* [Exercise objective]:
Find and return each line containing "která".

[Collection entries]
==========
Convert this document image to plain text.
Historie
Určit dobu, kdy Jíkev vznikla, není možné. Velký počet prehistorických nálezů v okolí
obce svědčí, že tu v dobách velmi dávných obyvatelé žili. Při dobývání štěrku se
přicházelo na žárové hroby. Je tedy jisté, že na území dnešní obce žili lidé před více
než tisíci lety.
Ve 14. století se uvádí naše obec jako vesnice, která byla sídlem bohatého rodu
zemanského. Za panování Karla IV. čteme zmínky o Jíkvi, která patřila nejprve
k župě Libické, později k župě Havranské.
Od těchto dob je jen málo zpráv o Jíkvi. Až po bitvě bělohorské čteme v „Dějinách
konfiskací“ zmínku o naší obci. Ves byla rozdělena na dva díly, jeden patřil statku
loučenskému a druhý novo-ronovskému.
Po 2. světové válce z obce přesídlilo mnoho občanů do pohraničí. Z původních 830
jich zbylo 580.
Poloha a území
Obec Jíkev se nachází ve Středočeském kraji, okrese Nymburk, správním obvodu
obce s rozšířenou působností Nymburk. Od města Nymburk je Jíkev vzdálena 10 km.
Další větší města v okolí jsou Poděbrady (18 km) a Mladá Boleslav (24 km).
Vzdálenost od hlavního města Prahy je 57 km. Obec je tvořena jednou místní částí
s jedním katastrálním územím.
==========
* [Task response]:
Ve 14. století se uvádí naše obec jako vesnice, která byla sídlem bohatého rodu
zemanského. Za panování Karla IV. čteme zmínky o Jíkvi, která patřila nejprve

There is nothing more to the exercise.